__GIVEN PROBLEM__. Entries follow. Set all of them down as they stand.

━━━━━ DATA FOR PROCESSING ━━━━━

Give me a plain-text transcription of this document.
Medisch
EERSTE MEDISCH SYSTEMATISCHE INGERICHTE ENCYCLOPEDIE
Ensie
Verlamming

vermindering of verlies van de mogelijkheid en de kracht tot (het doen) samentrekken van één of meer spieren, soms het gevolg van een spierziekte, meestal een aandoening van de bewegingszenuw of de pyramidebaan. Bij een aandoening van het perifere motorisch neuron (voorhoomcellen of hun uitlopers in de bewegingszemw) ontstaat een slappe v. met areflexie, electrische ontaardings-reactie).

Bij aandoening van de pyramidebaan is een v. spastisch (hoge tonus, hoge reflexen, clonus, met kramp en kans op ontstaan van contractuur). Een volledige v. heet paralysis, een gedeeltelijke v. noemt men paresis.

━━━━━

__TASK SOLUTION__.
Give me a plain-text transcription of this document.
Medisch
EERSTE MEDISCH SYSTEMATISCHE INGERICHTE ENCYCLOPEDIE
Ensie
Verlamming

vermindering of verlies van de mogelijkheid en de kracht tot (het doen) samentrekken van één of meer spieren, soms het gevolg van een spierziekte, meestal een aandoening van de bewegingszenuw of de pyramidebaan. Bij een aandoening van het perifere motorisch neuron (voorhoomcellen of hun uitlopers in de bewegingszemw) ontstaat een slappe v. met areflexie, electrische ontaardings-reactie).

Bij aandoening van de pyramidebaan is een v. spastisch (hoge tonus, hoge reflexen, clonus, met kramp en kans op ontstaan van contractuur). Een volledige v. heet paralysis, een gedeeltelijke v. noemt men paresis.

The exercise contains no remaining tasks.